### GIVEN PROBLEM A
Gather every line of the records that contains the word "with"; case counts.

The Company shall be entitled to issue redeemable securities which are, or at the option of the Company may be, redeemed on such terms and in such manner as shall be determined by the Board. Redeemable securities shall not constitute part of the Company's capital, except as provided in the Law.
 
DONATIONS
 
91.
The Company may make donations of reasonable amounts of money for purposes which the Board deems to be worthy causes, even if the donations are not made in relation to business considerations for increasing the Company's profits.
 
NOTICES
 
92.
Subject to the Statutes, notice or any other document which the Company shall deliver and which it is entitled or required to give pursuant to the provisions of these Articles and/or the Statutes shall be delivered by the Company to any person, in any one of the following manners as the Company may choose: in person, by mail, transmission by fax or by electronic form.
 
Any notice or other document which shall be sent shall be deemed to have reached its destination on the third day after the day of mailing if sent by registered mail or regular mail, or on the first day after transmission if delivered in person, transmitted by fax or electronic form.
 
Should it be required to prove delivery, it shall be sufficient to prove that the notice or document sent contains the correct mailing, e-mail, or fax details as registered in the Register or any other address which the Shareholder submitted in writing to the Company as the address and fax or e-mail details for the submission of notices or other documents.
 
Notwithstanding anything to the contrary contained herein and subject to the provisions of the Statutes, a notice to a Shareholder may be served, as general notice to all Shareholders, in accordance with applicable rules and regulations of any stock market upon which the Company's shares are listed.
 
In cases where it is necessary to give advance notice of a particular number of days or notice which shall remain in effect for a particular period, the day the notice was sent shall be excluded and the scheduled day of the meeting or the last date of the period shall be included in the count.
 
Subject to the Statutes, the Company shall not be required to send notices to any Shareholder who is not registered in the Register or has not provided the Company with accurate and sufficient mailing details.
 
93.
Any notice to be given to the Shareholders shall be given, with respect to joint shareholders, to the person whose name appears first in the Register as the holder of the said share, and any notice so given shall be sufficient notice for all holders of the said share.
 
94.
Any notice or other document served upon or sent to any Shareholder in accordance with these Articles shall, notwithstanding that he be then deceased or bankrupt, and whether the Company received notice of his death or bankruptcy or not, be deemed to be duly served or sent in respect of any shares held by him (either alone or jointly with others) until some other person is registered in his stead as the holder or joint holder of such shares, and such service or sending shall be a sufficient service or sending on or to his heirs, executors, administrators or assigns and all other persons (if any) interested in such share.
 
95.
The accidental omission to give notice to any Shareholder or the non-receipt of any such notice shall not cancel or annul any action made in reliance on the notice.

### RECORDS FOR THIS TASK
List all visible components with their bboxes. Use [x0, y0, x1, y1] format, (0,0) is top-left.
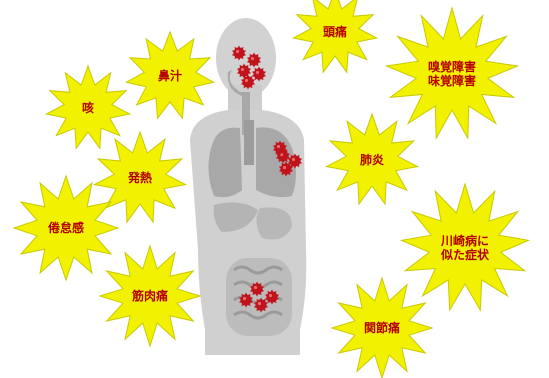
symptom-label-kawasaki-like: 川崎病に 似た症状: [441, 234, 489, 262]
symptom-label-fever: 発熱: [128, 171, 152, 185]
symptom-label-muscle-pain: 筋肉痛: [132, 289, 168, 303]
symptom-label-fatigue: 倦怠感: [48, 221, 84, 235]
symptom-label-pneumonia: 肺炎: [360, 153, 384, 167]
symptom-label-runny-nose: 鼻汁: [158, 69, 182, 83]
symptom-label-cough: 咳: [82, 101, 94, 115]
symptom-label-headache: 頭痛: [323, 25, 347, 39]
symptom-label-joint-pain: 関節痛: [364, 321, 400, 335]
trachea: [244, 120, 254, 165]
symptom-label-smell-taste-loss: 嗅覚障害 味覚障害: [428, 60, 476, 88]
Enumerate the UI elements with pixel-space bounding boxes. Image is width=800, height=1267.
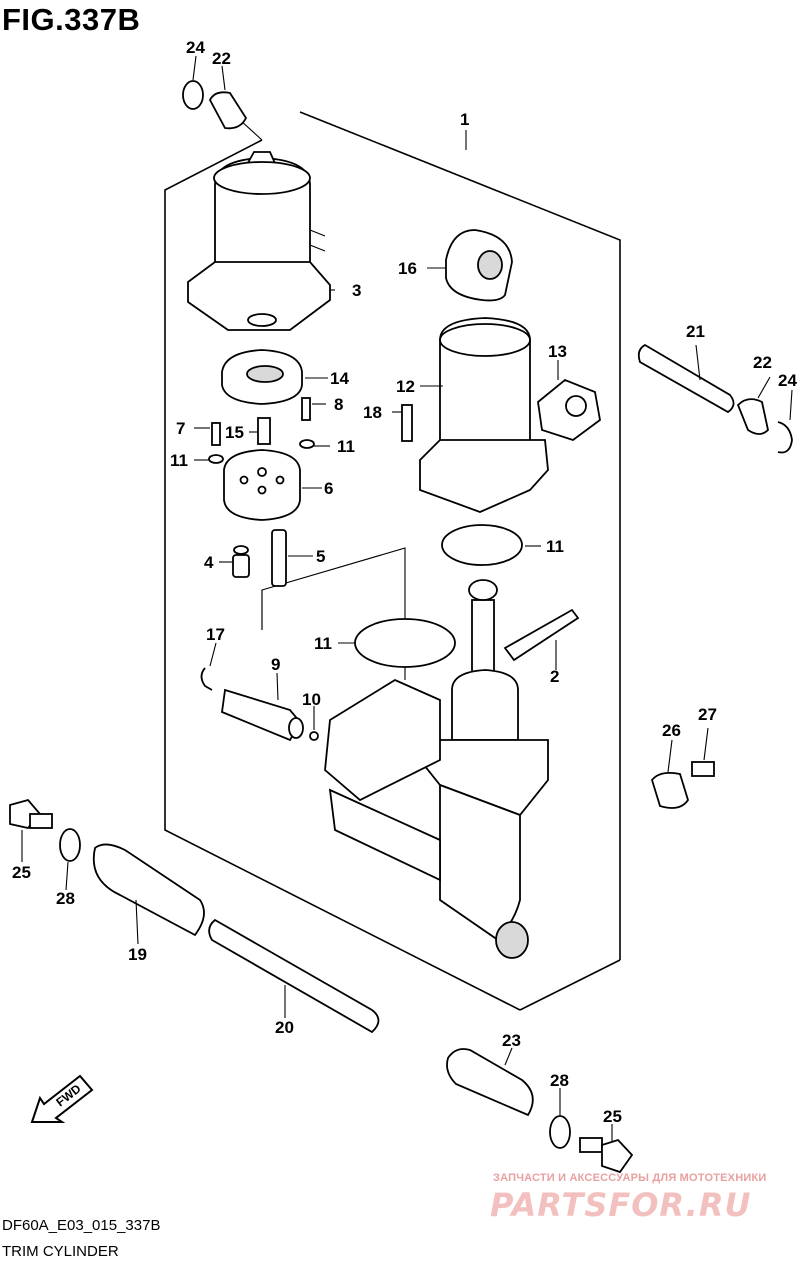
callout-11-b: 11 [170, 451, 188, 470]
diagram-subtitle: TRIM CYLINDER [2, 1243, 119, 1260]
watermark-logo: PARTSFOR.RU [490, 1186, 752, 1224]
callout-22-a: 22 [212, 49, 231, 68]
callout-27: 27 [698, 705, 717, 724]
callout-labels: 1 2 3 4 5 6 7 8 9 10 11 11 11 11 12 13 1… [12, 38, 797, 1126]
assembly-outline [164, 111, 621, 1011]
tilt-cylinder [324, 669, 549, 959]
left-shaft-parts [9, 798, 380, 1034]
figure-title: FIG.337B [2, 2, 141, 37]
watermark-tagline: ЗАПЧАСТИ И АКСЕССУАРЫ ДЛЯ МОТОТЕХНИКИ [493, 1172, 767, 1184]
callout-26: 26 [662, 721, 681, 740]
callout-13: 13 [548, 342, 567, 361]
trim-motor [187, 151, 331, 331]
shaft-21 [637, 343, 793, 454]
small-fasteners [208, 397, 413, 464]
document-code: DF60A_E03_015_337B [2, 1217, 161, 1234]
callout-25-a: 25 [12, 863, 31, 882]
valve-body [223, 449, 301, 521]
bushing-16 [445, 229, 513, 302]
callout-8: 8 [334, 395, 343, 414]
callout-17: 17 [206, 625, 225, 644]
callout-11-d: 11 [314, 634, 332, 653]
callout-2: 2 [550, 667, 559, 686]
callout-14: 14 [330, 369, 349, 388]
callout-19: 19 [128, 945, 147, 964]
bushing-26 [650, 761, 715, 809]
reservoir-cylinder [419, 317, 549, 513]
callout-6: 6 [324, 479, 333, 498]
bushing-top [182, 80, 248, 130]
callout-10: 10 [302, 690, 321, 709]
callout-20: 20 [275, 1018, 294, 1037]
callout-18: 18 [363, 403, 382, 422]
callout-28-a: 28 [56, 889, 75, 908]
callout-3: 3 [352, 281, 361, 300]
callout-21: 21 [686, 322, 705, 341]
callout-22-b: 22 [753, 353, 772, 372]
callout-25-b: 25 [603, 1107, 622, 1126]
fill-plug [537, 378, 601, 441]
right-shaft-parts [446, 1048, 634, 1174]
callout-5: 5 [316, 547, 325, 566]
manifold-plate [221, 349, 303, 405]
callout-23: 23 [502, 1031, 521, 1050]
callout-1: 1 [460, 110, 469, 129]
callout-9: 9 [271, 655, 280, 674]
check-valves [232, 529, 287, 587]
callout-28-b: 28 [550, 1071, 569, 1090]
callout-11-c: 11 [546, 537, 564, 556]
callout-24-a: 24 [186, 38, 205, 57]
callout-4: 4 [204, 553, 214, 572]
callout-12: 12 [396, 377, 415, 396]
o-rings [354, 524, 523, 668]
fwd-arrow-icon: FWD [30, 1074, 94, 1123]
callout-15: 15 [225, 423, 244, 442]
callout-11-a: 11 [337, 437, 355, 456]
relief-valve [200, 667, 319, 742]
callout-16: 16 [398, 259, 417, 278]
piston-rod [468, 579, 580, 693]
callout-7: 7 [176, 419, 185, 438]
leader-lines [21, 55, 793, 1142]
callout-24-b: 24 [778, 371, 797, 390]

### GIVEN PROBLEM B
Write out everything in the company articles excerpt from "In cases where" down to "the said share.", word for word.

### FULL RESPONSE A
List all visible components with their bboxes. Use [x0, y0, x1, y1] format, (0,0) is top-left.
Enumerate the UI elements with pixel-space bounding boxes. Image is width=800, height=1267.

### FULL RESPONSE B
In cases where it is necessary to give advance notice of a particular number of days or notice which shall remain in effect for a particular period, the day the notice was sent shall be excluded and the scheduled day of the meeting or the last date of the period shall be included in the count.
 
Subject to the Statutes, the Company shall not be required to send notices to any Shareholder who is not registered in the Register or has not provided the Company with accurate and sufficient mailing details.
 
93.
Any notice to be given to the Shareholders shall be given, with respect to joint shareholders, to the person whose name appears first in the Register as the holder of the said share, and any notice so given shall be sufficient notice for all holders of the said share.